— START PROVIDED DATA —

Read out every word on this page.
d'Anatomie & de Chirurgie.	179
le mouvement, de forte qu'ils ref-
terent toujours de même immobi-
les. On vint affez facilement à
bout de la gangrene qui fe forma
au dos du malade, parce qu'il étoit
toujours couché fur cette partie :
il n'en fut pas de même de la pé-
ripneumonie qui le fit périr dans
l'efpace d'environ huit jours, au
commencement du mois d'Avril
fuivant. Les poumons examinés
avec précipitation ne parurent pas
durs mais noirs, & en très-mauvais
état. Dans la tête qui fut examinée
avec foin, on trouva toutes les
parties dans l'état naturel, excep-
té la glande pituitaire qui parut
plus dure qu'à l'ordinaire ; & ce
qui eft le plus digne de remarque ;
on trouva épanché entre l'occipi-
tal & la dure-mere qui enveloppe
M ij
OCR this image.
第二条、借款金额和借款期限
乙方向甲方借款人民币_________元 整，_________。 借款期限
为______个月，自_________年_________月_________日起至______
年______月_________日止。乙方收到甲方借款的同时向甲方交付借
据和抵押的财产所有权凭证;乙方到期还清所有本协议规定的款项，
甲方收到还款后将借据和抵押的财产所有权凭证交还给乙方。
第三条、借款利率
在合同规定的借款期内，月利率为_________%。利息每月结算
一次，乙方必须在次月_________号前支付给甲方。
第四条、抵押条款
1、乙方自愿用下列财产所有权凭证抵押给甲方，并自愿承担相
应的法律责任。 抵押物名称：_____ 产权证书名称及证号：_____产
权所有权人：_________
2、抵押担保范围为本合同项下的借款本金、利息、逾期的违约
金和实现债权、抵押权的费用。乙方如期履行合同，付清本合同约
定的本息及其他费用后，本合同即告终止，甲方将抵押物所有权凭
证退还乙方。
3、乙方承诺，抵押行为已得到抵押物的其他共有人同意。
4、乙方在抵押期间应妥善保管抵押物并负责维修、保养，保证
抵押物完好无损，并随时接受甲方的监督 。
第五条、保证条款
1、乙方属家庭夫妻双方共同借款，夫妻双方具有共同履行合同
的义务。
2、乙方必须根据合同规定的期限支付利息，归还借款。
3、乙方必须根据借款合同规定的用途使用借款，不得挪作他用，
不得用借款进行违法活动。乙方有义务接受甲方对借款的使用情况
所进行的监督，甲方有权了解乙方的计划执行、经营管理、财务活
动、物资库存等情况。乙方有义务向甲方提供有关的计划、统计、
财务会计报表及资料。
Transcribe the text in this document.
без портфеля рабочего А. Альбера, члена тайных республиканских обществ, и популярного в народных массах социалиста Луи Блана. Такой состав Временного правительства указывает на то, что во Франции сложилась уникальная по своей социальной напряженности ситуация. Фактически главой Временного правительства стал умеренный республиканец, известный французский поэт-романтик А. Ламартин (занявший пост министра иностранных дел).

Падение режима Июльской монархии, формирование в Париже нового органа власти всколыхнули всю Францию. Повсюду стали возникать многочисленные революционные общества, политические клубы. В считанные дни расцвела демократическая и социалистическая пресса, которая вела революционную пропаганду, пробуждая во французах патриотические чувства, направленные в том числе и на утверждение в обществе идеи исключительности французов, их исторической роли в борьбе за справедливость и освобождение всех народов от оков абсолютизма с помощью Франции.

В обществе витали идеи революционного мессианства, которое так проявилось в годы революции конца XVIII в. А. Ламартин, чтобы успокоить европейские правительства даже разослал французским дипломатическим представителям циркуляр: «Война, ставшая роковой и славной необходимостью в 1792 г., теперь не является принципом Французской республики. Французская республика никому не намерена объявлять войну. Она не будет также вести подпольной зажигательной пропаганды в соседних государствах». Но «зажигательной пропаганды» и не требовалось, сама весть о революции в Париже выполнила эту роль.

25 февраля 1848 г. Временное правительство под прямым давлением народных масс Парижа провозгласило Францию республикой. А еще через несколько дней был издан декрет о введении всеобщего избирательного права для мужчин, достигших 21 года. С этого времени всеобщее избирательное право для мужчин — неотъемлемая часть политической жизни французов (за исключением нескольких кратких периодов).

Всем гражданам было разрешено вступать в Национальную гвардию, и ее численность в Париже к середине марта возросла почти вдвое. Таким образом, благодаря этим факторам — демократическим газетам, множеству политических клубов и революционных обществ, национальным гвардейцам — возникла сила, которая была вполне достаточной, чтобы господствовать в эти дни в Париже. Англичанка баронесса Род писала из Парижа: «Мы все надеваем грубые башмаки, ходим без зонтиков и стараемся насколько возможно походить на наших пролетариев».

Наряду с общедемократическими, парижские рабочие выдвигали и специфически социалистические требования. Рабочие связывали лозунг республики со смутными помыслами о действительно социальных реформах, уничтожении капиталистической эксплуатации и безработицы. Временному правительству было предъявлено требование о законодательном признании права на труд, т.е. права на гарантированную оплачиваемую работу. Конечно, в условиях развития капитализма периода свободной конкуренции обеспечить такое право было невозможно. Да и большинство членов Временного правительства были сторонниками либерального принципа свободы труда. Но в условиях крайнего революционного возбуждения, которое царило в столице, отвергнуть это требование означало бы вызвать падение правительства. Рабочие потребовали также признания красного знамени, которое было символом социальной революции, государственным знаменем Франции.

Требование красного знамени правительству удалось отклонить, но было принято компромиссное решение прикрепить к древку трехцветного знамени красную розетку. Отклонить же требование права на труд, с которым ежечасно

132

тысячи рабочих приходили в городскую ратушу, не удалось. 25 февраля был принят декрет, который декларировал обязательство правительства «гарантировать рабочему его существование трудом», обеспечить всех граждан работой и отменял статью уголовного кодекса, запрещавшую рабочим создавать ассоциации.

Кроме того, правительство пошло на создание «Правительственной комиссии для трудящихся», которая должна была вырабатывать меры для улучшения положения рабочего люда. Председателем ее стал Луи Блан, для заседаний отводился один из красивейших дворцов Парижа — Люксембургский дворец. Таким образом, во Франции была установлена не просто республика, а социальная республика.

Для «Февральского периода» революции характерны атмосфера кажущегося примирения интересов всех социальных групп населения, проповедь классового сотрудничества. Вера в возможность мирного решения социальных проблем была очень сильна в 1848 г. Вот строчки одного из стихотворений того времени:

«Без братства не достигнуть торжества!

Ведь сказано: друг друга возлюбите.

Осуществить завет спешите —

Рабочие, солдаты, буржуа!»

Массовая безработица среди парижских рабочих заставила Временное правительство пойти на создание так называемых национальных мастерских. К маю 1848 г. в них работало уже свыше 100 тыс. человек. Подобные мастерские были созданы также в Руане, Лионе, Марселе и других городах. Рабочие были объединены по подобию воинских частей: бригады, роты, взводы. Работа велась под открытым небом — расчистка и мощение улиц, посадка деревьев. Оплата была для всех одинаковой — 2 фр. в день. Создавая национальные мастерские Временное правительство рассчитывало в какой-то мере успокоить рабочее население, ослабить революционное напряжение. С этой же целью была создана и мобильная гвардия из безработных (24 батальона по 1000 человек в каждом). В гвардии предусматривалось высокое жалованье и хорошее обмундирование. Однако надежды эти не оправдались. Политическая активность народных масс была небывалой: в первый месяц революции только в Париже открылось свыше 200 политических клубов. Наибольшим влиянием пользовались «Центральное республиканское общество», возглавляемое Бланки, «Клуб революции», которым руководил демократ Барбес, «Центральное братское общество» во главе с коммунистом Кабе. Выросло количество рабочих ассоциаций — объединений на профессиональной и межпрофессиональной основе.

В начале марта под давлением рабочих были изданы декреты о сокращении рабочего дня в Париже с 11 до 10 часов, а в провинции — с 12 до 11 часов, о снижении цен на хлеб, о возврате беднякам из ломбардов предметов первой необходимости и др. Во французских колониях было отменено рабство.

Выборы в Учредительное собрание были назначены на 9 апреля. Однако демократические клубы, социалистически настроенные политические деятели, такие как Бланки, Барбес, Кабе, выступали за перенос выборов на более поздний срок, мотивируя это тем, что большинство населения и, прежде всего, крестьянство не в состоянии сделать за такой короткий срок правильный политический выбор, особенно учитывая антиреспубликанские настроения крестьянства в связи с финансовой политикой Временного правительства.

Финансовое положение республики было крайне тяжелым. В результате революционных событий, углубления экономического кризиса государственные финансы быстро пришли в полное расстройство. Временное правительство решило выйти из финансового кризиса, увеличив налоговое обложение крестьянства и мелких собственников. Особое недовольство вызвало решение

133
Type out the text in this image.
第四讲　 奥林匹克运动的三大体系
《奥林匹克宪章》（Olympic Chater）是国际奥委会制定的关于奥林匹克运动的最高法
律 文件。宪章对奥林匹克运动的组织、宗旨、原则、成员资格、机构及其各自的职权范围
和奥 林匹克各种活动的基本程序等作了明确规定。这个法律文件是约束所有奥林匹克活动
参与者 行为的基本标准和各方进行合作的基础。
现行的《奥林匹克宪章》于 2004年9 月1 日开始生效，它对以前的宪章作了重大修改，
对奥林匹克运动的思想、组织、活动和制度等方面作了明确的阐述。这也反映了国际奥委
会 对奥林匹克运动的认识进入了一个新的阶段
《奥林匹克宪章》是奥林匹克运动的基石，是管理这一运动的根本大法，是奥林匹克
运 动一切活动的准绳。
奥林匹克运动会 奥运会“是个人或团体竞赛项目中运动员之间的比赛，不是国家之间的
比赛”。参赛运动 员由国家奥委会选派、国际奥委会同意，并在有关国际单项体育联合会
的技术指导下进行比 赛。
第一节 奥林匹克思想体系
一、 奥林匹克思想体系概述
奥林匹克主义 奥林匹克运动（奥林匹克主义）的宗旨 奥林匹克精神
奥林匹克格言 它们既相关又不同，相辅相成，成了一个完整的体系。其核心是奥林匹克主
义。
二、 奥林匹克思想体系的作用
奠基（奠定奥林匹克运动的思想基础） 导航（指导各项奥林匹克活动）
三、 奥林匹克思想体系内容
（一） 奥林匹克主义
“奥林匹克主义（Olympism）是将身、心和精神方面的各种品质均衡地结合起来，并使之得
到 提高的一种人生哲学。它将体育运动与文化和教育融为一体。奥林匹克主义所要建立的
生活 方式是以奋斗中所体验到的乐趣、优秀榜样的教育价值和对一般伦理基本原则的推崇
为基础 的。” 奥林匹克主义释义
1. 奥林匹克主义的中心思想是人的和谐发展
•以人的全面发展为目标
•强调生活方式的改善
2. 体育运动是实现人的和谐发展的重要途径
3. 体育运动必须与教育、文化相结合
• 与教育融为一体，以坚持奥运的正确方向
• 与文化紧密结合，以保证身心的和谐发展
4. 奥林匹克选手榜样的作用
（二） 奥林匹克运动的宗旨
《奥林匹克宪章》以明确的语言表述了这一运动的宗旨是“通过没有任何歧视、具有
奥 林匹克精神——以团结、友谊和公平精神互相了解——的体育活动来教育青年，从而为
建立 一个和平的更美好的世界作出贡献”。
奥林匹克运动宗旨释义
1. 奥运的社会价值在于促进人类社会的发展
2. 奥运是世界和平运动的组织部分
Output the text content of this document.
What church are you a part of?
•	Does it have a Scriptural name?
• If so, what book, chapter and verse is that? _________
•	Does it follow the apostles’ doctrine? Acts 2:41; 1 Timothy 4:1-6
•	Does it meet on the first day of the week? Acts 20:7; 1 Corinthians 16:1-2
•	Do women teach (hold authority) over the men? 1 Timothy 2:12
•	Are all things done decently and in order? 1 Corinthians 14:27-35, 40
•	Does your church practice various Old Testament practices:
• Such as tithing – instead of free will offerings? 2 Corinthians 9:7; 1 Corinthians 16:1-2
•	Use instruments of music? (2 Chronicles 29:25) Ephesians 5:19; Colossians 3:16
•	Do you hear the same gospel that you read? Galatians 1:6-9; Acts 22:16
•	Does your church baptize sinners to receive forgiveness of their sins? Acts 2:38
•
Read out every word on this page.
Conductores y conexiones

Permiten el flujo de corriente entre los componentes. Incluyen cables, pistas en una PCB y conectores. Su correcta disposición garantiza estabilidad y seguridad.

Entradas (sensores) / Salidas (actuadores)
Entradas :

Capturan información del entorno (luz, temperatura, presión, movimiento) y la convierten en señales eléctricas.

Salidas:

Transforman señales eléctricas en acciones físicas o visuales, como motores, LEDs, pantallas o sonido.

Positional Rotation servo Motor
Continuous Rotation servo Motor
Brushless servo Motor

— END PROVIDED DATA —

Say how many lines in this material hold "Временное", and say nothing else.

3